§ **Brief**:
Work out how many lines include "text" and answer with that number only.
# Start of Dataset extract
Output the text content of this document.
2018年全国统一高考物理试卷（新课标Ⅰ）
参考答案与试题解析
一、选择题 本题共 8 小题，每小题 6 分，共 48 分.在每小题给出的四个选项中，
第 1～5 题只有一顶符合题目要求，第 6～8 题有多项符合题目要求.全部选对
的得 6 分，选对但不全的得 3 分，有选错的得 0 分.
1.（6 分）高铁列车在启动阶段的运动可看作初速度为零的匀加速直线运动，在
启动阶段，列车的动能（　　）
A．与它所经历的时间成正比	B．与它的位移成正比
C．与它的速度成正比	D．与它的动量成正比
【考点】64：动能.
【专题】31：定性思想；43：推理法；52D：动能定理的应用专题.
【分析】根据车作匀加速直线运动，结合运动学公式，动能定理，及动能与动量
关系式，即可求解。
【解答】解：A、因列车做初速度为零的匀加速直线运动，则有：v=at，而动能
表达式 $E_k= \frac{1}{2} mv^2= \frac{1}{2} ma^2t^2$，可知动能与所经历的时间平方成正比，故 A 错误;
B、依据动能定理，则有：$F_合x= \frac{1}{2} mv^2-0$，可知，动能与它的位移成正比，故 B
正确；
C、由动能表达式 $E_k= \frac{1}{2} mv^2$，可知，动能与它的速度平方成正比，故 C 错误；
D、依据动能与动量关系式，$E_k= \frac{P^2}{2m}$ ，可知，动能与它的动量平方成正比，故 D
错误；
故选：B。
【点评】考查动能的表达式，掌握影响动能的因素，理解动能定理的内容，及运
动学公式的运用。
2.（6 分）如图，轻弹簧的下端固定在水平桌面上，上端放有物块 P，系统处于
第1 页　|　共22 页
# End of Dataset extract
# Start of Dataset extract
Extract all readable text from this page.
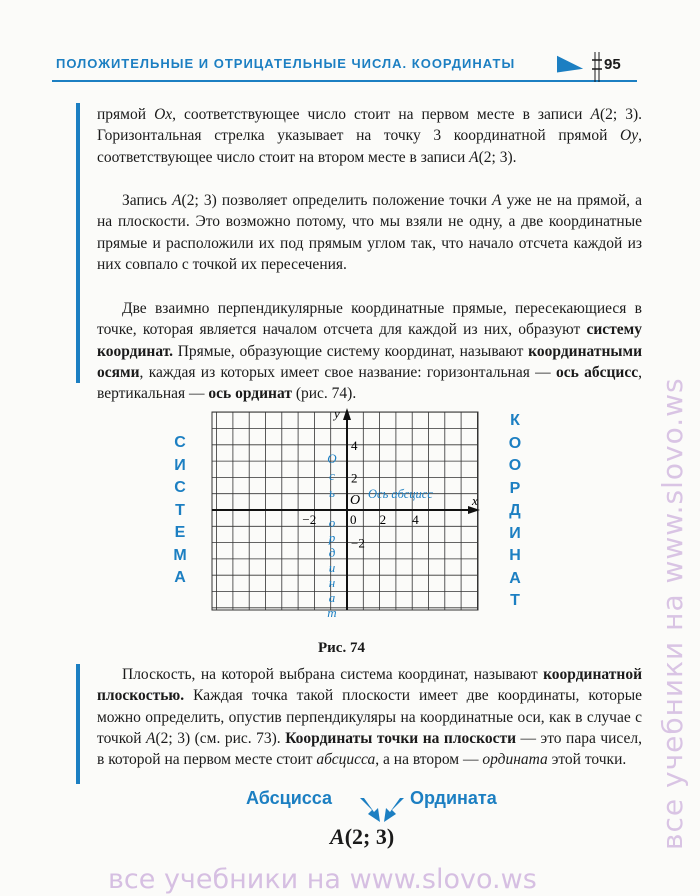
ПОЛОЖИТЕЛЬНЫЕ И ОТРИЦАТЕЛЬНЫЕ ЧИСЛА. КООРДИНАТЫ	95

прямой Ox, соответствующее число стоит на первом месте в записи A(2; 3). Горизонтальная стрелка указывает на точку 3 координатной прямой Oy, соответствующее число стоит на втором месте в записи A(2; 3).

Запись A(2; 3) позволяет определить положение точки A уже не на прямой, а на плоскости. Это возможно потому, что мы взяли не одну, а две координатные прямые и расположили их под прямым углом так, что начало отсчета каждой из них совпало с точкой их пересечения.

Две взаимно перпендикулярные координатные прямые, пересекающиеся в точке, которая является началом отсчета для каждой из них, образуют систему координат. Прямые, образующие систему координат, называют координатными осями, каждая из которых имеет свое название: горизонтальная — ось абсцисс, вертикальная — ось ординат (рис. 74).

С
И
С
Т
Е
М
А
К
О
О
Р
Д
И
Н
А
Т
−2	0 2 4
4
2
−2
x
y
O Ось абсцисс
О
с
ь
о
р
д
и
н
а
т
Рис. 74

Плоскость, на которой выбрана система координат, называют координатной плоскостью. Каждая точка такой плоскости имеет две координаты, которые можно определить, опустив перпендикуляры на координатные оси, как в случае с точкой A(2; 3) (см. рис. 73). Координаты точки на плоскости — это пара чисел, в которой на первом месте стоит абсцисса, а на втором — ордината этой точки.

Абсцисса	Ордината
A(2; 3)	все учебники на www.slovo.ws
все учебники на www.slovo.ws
# End of Dataset extract
§ **Solution below**:
2